## BEGIN Records for processing
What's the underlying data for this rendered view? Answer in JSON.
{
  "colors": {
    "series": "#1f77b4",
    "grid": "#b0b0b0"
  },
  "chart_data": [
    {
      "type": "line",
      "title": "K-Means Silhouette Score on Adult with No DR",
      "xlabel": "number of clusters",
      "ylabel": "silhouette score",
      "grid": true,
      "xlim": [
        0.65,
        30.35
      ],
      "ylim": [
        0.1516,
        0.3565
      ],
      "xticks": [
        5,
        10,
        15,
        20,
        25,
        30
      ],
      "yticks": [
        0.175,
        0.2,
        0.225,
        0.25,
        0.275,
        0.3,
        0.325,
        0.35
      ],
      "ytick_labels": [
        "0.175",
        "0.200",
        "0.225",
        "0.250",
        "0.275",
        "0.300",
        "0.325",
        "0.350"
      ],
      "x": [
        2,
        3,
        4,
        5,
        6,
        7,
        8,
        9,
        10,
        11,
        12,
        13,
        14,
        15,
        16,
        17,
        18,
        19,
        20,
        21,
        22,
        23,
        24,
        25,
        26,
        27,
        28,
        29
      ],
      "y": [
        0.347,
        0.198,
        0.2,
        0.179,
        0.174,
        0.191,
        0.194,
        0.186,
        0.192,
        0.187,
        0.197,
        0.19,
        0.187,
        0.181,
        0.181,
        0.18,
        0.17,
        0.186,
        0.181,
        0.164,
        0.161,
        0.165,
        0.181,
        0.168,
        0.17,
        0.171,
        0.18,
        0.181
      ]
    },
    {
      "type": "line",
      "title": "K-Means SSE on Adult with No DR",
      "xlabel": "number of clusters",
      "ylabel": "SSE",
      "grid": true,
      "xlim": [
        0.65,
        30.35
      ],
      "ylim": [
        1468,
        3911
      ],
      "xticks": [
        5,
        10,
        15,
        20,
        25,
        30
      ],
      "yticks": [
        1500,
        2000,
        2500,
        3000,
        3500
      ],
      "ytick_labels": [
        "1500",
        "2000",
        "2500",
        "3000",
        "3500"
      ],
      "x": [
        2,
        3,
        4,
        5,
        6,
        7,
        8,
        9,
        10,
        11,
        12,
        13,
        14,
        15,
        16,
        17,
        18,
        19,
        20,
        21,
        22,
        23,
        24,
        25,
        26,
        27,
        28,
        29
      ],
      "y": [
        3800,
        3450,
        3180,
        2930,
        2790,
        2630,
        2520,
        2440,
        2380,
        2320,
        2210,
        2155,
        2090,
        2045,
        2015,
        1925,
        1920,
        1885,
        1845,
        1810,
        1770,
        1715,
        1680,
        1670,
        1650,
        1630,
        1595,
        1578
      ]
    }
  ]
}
## END Records for processing
Requirements: Check each line of these records for the string "title" and state only how many lines have it.

Solved exercise: 2